■ **STATED TASK**
Using the records below, give the number of lines where the word "Assessed" appears, with no further output.

-- BEGIN SUPPLIED INFORMATION --

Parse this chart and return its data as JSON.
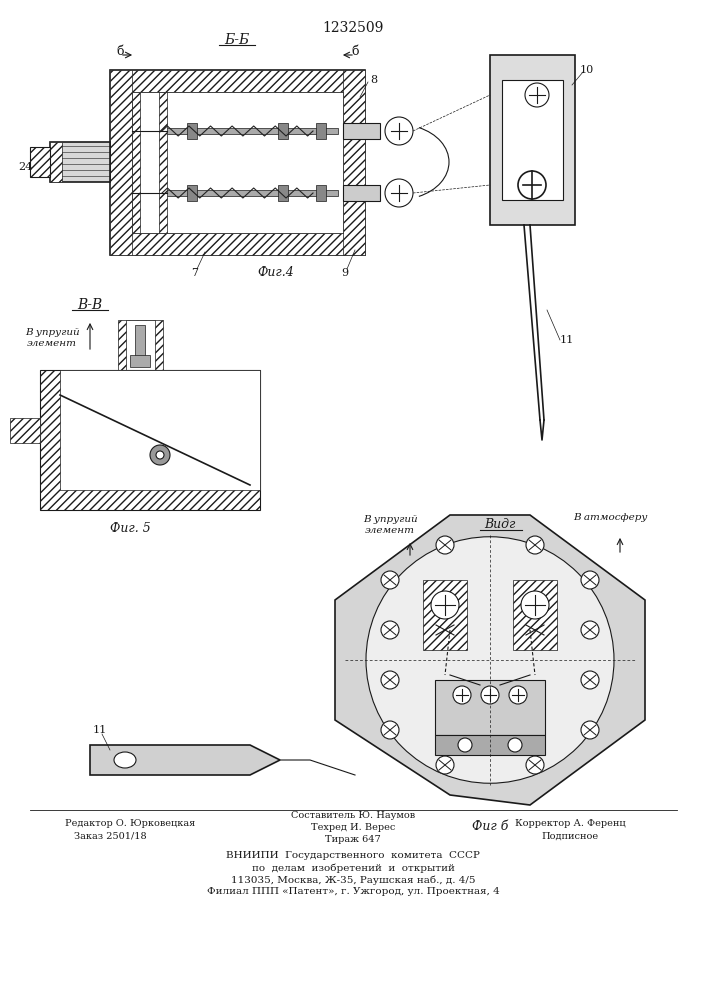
{
  "patent_number": "1232509",
  "background_color": "#ffffff",
  "line_color": "#1a1a1a",
  "fig4_label": "Фиг.4",
  "fig5_label": "Фиг. 5",
  "fig6_label": "Фиг б",
  "section_bb": "Б-Б",
  "section_vv": "В-В",
  "view_vidg": "Видг",
  "label_b1": "б",
  "label_b2": "б",
  "label_24": "24",
  "label_7": "7",
  "label_8": "8",
  "label_9": "9",
  "label_10": "10",
  "label_11": "11",
  "to_elastic_1": "В упругий\nэлемент",
  "to_elastic_2": "В упругий\nэлемент",
  "to_atmosphere": "В атмосферу",
  "footer_editor": "Редактор О. Юрковецкая",
  "footer_composer": "Составитель Ю. Наумов",
  "footer_order": "Заказ 2501/18",
  "footer_techred": "Техред И. Верес",
  "footer_corrector": "Корректор А. Ференц",
  "footer_tirazh": "Тираж 647",
  "footer_podpisnoe": "Подписное",
  "footer_vnipi1": "ВНИИПИ  Государственного  комитета  СССР",
  "footer_vnipi2": "по  делам  изобретений  и  открытий",
  "footer_vnipi3": "113035, Москва, Ж-35, Раушская наб., д. 4/5",
  "footer_vnipi4": "Филиал ППП «Патент», г. Ужгород, ул. Проектная, 4"
}
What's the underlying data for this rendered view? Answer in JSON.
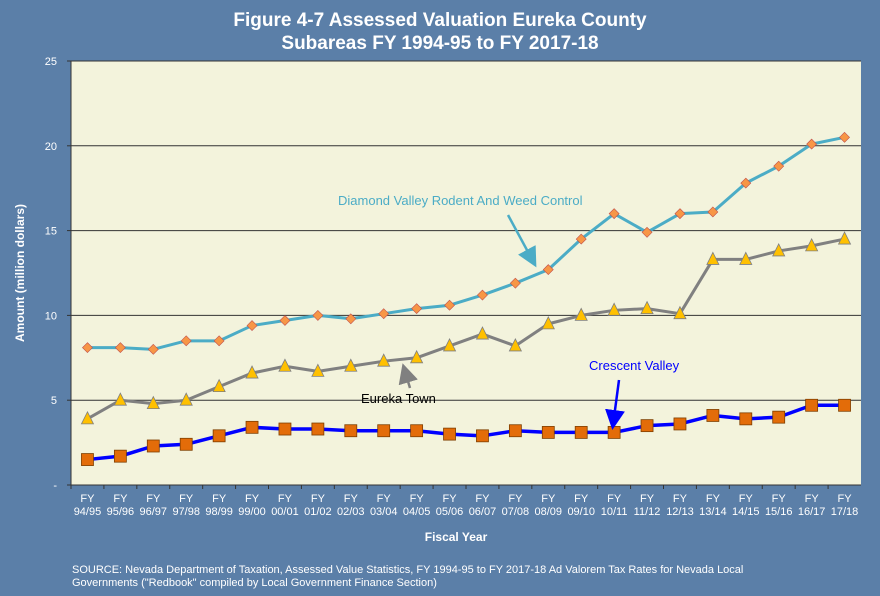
{
  "chart_data": {
    "type": "line",
    "title_line1": "Figure 4-7 Assessed Valuation Eureka County",
    "title_line2": "Subareas FY 1994-95 to FY 2017-18",
    "xlabel": "Fiscal Year",
    "ylabel": "Amount (million dollars)",
    "ylim": [
      0,
      25
    ],
    "yticks": [
      "-",
      "5",
      "10",
      "15",
      "20",
      "25"
    ],
    "ytick_values": [
      0,
      5,
      10,
      15,
      20,
      25
    ],
    "grid": true,
    "categories_top": [
      "FY",
      "FY",
      "FY",
      "FY",
      "FY",
      "FY",
      "FY",
      "FY",
      "FY",
      "FY",
      "FY",
      "FY",
      "FY",
      "FY",
      "FY",
      "FY",
      "FY",
      "FY",
      "FY",
      "FY",
      "FY",
      "FY",
      "FY",
      "FY"
    ],
    "categories": [
      "94/95",
      "95/96",
      "96/97",
      "97/98",
      "98/99",
      "99/00",
      "00/01",
      "01/02",
      "02/03",
      "03/04",
      "04/05",
      "05/06",
      "06/07",
      "07/08",
      "08/09",
      "09/10",
      "10/11",
      "11/12",
      "12/13",
      "13/14",
      "14/15",
      "15/16",
      "16/17",
      "17/18"
    ],
    "series": [
      {
        "name": "Diamond Valley Rodent And Weed Control",
        "color": "#4bacc6",
        "marker_color": "#f79646",
        "marker": "diamond",
        "values": [
          8.1,
          8.1,
          8.0,
          8.5,
          8.5,
          9.4,
          9.7,
          10.0,
          9.8,
          10.1,
          10.4,
          10.6,
          11.2,
          11.9,
          12.7,
          14.5,
          16.0,
          14.9,
          16.0,
          16.1,
          17.8,
          18.8,
          20.1,
          20.5
        ]
      },
      {
        "name": "Eureka Town",
        "color": "#808080",
        "marker_color": "#ffc000",
        "marker": "triangle",
        "values": [
          3.9,
          5.0,
          4.8,
          5.0,
          5.8,
          6.6,
          7.0,
          6.7,
          7.0,
          7.3,
          7.5,
          8.2,
          8.9,
          8.2,
          9.5,
          10.0,
          10.3,
          10.4,
          10.1,
          13.3,
          13.3,
          13.8,
          14.1,
          14.5
        ]
      },
      {
        "name": "Crescent Valley",
        "color": "#0000ff",
        "marker_color": "#e36c09",
        "marker": "square",
        "values": [
          1.5,
          1.7,
          2.3,
          2.4,
          2.9,
          3.4,
          3.3,
          3.3,
          3.2,
          3.2,
          3.2,
          3.0,
          2.9,
          3.2,
          3.1,
          3.1,
          3.1,
          3.5,
          3.6,
          4.1,
          3.9,
          4.0,
          4.7,
          4.7
        ]
      }
    ],
    "annotations": [
      {
        "text": "Diamond Valley Rodent And Weed Control",
        "color": "#4bacc6",
        "points_to": "08/09"
      },
      {
        "text": "Eureka Town",
        "color": "#000000",
        "points_to": "04/05"
      },
      {
        "text": "Crescent Valley",
        "color": "#0000ff",
        "points_to": "10/11"
      }
    ]
  },
  "source_line1": "SOURCE: Nevada Department of Taxation, Assessed Value Statistics, FY 1994-95 to FY 2017-18  Ad Valorem Tax Rates for Nevada Local",
  "source_line2": "Governments (\"Redbook\" compiled by Local Government Finance Section)"
}
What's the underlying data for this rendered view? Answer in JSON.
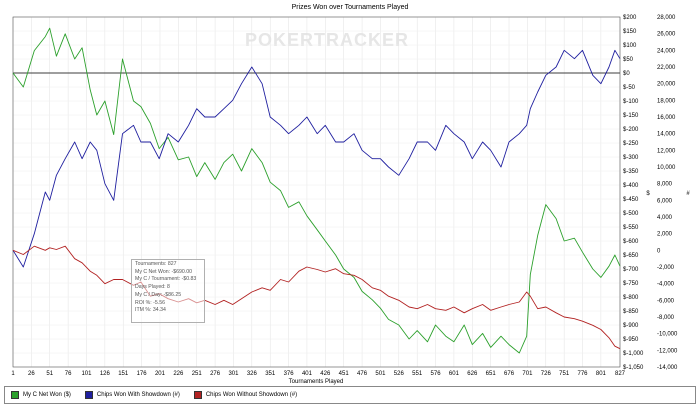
{
  "watermark": "POKERTRACKER",
  "stats": {
    "lines": [
      "Tournaments: 827",
      "My C Net Won: -$690.00",
      "My C / Tournament: -$0.83",
      "Days Played: 8",
      "My C / Day: -$86.25",
      "ROI %: -5.56",
      "ITM %: 34.34"
    ]
  },
  "legend": {
    "items": [
      {
        "label": "My C Net Won ($)",
        "color": "#2ca02c"
      },
      {
        "label": "Chips Won With Showdown (#)",
        "color": "#1f1f9f"
      },
      {
        "label": "Chips Won Without Showdown (#)",
        "color": "#b22222"
      }
    ]
  },
  "chart_data": {
    "type": "line",
    "title": "Prizes Won over Tournaments Played",
    "xlabel": "Tournaments Played",
    "ylabel_right": "#",
    "ylabel_mid": "$",
    "xlim": [
      1,
      827
    ],
    "xticks": [
      1,
      26,
      51,
      76,
      101,
      126,
      151,
      176,
      201,
      226,
      251,
      276,
      301,
      326,
      351,
      376,
      401,
      426,
      451,
      476,
      501,
      526,
      551,
      576,
      601,
      626,
      651,
      676,
      701,
      726,
      751,
      776,
      801,
      827
    ],
    "y_dollar": {
      "lim": [
        -1050,
        200
      ],
      "ticks": [
        200,
        150,
        100,
        50,
        0,
        -50,
        -100,
        -150,
        -200,
        -250,
        -300,
        -350,
        -400,
        -450,
        -500,
        -550,
        -600,
        -650,
        -700,
        -750,
        -800,
        -850,
        -900,
        -950,
        -1000,
        -1050
      ],
      "tick_labels": [
        "$200",
        "$150",
        "$100",
        "$50",
        "$0",
        "$-50",
        "$-100",
        "$-150",
        "$-200",
        "$-250",
        "$-300",
        "$-350",
        "$-400",
        "$-450",
        "$-500",
        "$-550",
        "$-600",
        "$-650",
        "$-700",
        "$-750",
        "$-800",
        "$-850",
        "$-900",
        "$-950",
        "$-1,000",
        "$-1,050"
      ]
    },
    "y_chips": {
      "lim": [
        -14000,
        28000
      ],
      "ticks": [
        28000,
        26000,
        24000,
        22000,
        20000,
        18000,
        16000,
        14000,
        12000,
        10000,
        8000,
        6000,
        4000,
        2000,
        0,
        -2000,
        -4000,
        -6000,
        -8000,
        -10000,
        -12000,
        -14000
      ],
      "tick_labels": [
        "28,000",
        "26,000",
        "24,000",
        "22,000",
        "20,000",
        "18,000",
        "16,000",
        "14,000",
        "12,000",
        "10,000",
        "8,000",
        "6,000",
        "4,000",
        "2,000",
        "0",
        "-2,000",
        "-4,000",
        "-6,000",
        "-8,000",
        "-10,000",
        "-12,000",
        "-14,000"
      ]
    },
    "series": [
      {
        "name": "My C Net Won ($)",
        "axis": "dollar",
        "color": "#2ca02c",
        "x": [
          1,
          15,
          30,
          45,
          51,
          60,
          72,
          85,
          95,
          106,
          115,
          126,
          138,
          150,
          165,
          175,
          188,
          200,
          212,
          226,
          240,
          251,
          262,
          276,
          288,
          300,
          312,
          326,
          340,
          351,
          365,
          376,
          390,
          401,
          415,
          426,
          440,
          451,
          465,
          476,
          490,
          501,
          512,
          526,
          540,
          551,
          565,
          576,
          590,
          601,
          615,
          626,
          640,
          651,
          665,
          676,
          690,
          700,
          705,
          715,
          726,
          740,
          751,
          765,
          776,
          790,
          801,
          812,
          820,
          827
        ],
        "y": [
          0,
          -50,
          80,
          130,
          160,
          60,
          140,
          50,
          90,
          -60,
          -150,
          -100,
          -220,
          50,
          -100,
          -120,
          -180,
          -270,
          -230,
          -310,
          -300,
          -370,
          -320,
          -380,
          -320,
          -290,
          -350,
          -270,
          -320,
          -390,
          -420,
          -480,
          -460,
          -510,
          -560,
          -600,
          -650,
          -700,
          -730,
          -780,
          -810,
          -840,
          -880,
          -900,
          -950,
          -920,
          -960,
          -900,
          -940,
          -960,
          -900,
          -970,
          -930,
          -980,
          -940,
          -970,
          -1000,
          -940,
          -720,
          -580,
          -470,
          -520,
          -600,
          -590,
          -640,
          -700,
          -730,
          -690,
          -650,
          -690
        ]
      },
      {
        "name": "Chips Won With Showdown (#)",
        "axis": "chips",
        "color": "#1f1f9f",
        "x": [
          1,
          15,
          30,
          45,
          51,
          60,
          72,
          85,
          95,
          106,
          115,
          126,
          138,
          150,
          165,
          175,
          188,
          200,
          212,
          226,
          240,
          251,
          262,
          276,
          288,
          300,
          312,
          326,
          340,
          351,
          365,
          376,
          390,
          401,
          415,
          426,
          440,
          451,
          465,
          476,
          490,
          501,
          512,
          526,
          540,
          551,
          565,
          576,
          590,
          601,
          615,
          626,
          640,
          651,
          665,
          676,
          690,
          700,
          705,
          715,
          726,
          740,
          751,
          765,
          776,
          790,
          801,
          812,
          820,
          827
        ],
        "y": [
          0,
          -2000,
          2000,
          7000,
          6000,
          9000,
          11000,
          13000,
          11000,
          13000,
          12000,
          8000,
          6000,
          14000,
          15000,
          13000,
          13000,
          11000,
          14000,
          13000,
          15000,
          17000,
          16000,
          16000,
          17000,
          18000,
          20000,
          22000,
          20000,
          16000,
          15000,
          14000,
          15000,
          16000,
          14000,
          15000,
          13000,
          13000,
          14000,
          12000,
          11000,
          11000,
          10000,
          9000,
          11000,
          13000,
          13000,
          12000,
          15000,
          14000,
          13000,
          11000,
          13000,
          12000,
          10000,
          13000,
          14000,
          15000,
          17000,
          19000,
          21000,
          22000,
          24000,
          23000,
          24000,
          21000,
          20000,
          22000,
          24000,
          23000
        ]
      },
      {
        "name": "Chips Won Without Showdown (#)",
        "axis": "chips",
        "color": "#b22222",
        "x": [
          1,
          15,
          30,
          45,
          51,
          60,
          72,
          85,
          95,
          106,
          115,
          126,
          138,
          150,
          165,
          175,
          188,
          200,
          212,
          226,
          240,
          251,
          262,
          276,
          288,
          300,
          312,
          326,
          340,
          351,
          365,
          376,
          390,
          401,
          415,
          426,
          440,
          451,
          465,
          476,
          490,
          501,
          512,
          526,
          540,
          551,
          565,
          576,
          590,
          601,
          615,
          626,
          640,
          651,
          665,
          676,
          690,
          700,
          705,
          715,
          726,
          740,
          751,
          765,
          776,
          790,
          801,
          812,
          820,
          827
        ],
        "y": [
          0,
          -500,
          500,
          0,
          300,
          100,
          500,
          -1000,
          -1500,
          -2500,
          -3000,
          -4000,
          -3500,
          -3500,
          -4200,
          -3800,
          -5500,
          -5200,
          -5800,
          -6200,
          -5800,
          -6300,
          -6000,
          -6500,
          -6000,
          -6500,
          -5800,
          -5000,
          -4500,
          -4800,
          -3500,
          -3800,
          -2500,
          -2000,
          -2300,
          -2600,
          -2200,
          -2800,
          -3000,
          -3500,
          -4500,
          -4800,
          -5500,
          -6000,
          -6800,
          -7000,
          -6500,
          -7000,
          -7200,
          -6800,
          -7500,
          -7000,
          -6500,
          -7200,
          -6800,
          -6500,
          -6200,
          -5000,
          -5500,
          -7000,
          -6800,
          -7500,
          -8000,
          -8200,
          -8500,
          -9000,
          -9500,
          -10500,
          -11500,
          -11800
        ]
      }
    ]
  }
}
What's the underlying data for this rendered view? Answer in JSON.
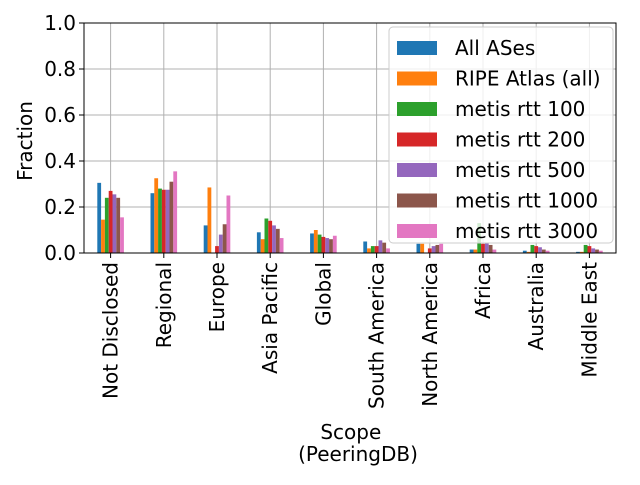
{
  "chart_data": {
    "type": "bar",
    "xlabel_lines": [
      "Scope",
      "(PeeringDB)"
    ],
    "ylabel": "Fraction",
    "ylim": [
      0,
      1.0
    ],
    "yticks": [
      "0.0",
      "0.2",
      "0.4",
      "0.6",
      "0.8",
      "1.0"
    ],
    "grid": true,
    "legend_position": "top-right",
    "categories": [
      "Not Disclosed",
      "Regional",
      "Europe",
      "Asia Pacific",
      "Global",
      "South America",
      "North America",
      "Africa",
      "Australia",
      "Middle East"
    ],
    "series": [
      {
        "name": "All ASes",
        "color": "#1f77b4",
        "values": [
          0.305,
          0.26,
          0.12,
          0.09,
          0.085,
          0.05,
          0.04,
          0.015,
          0.01,
          0.005
        ]
      },
      {
        "name": "RIPE Atlas (all)",
        "color": "#ff7f0e",
        "values": [
          0.145,
          0.325,
          0.285,
          0.06,
          0.1,
          0.02,
          0.04,
          0.015,
          0.005,
          0.005
        ]
      },
      {
        "name": "metis rtt 100",
        "color": "#2ca02c",
        "values": [
          0.24,
          0.28,
          0.0,
          0.15,
          0.08,
          0.03,
          0.0,
          0.13,
          0.035,
          0.035
        ]
      },
      {
        "name": "metis rtt 200",
        "color": "#d62728",
        "values": [
          0.27,
          0.275,
          0.03,
          0.14,
          0.07,
          0.03,
          0.02,
          0.04,
          0.03,
          0.03
        ]
      },
      {
        "name": "metis rtt 500",
        "color": "#9467bd",
        "values": [
          0.255,
          0.275,
          0.08,
          0.12,
          0.065,
          0.055,
          0.03,
          0.045,
          0.025,
          0.02
        ]
      },
      {
        "name": "metis rtt 1000",
        "color": "#8c564b",
        "values": [
          0.24,
          0.31,
          0.125,
          0.105,
          0.06,
          0.045,
          0.035,
          0.035,
          0.015,
          0.015
        ]
      },
      {
        "name": "metis rtt 3000",
        "color": "#e377c2",
        "values": [
          0.155,
          0.355,
          0.25,
          0.065,
          0.075,
          0.02,
          0.04,
          0.015,
          0.01,
          0.01
        ]
      }
    ]
  }
}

-- END SUPPLIED INFORMATION --

■ **TASK RESULT**
2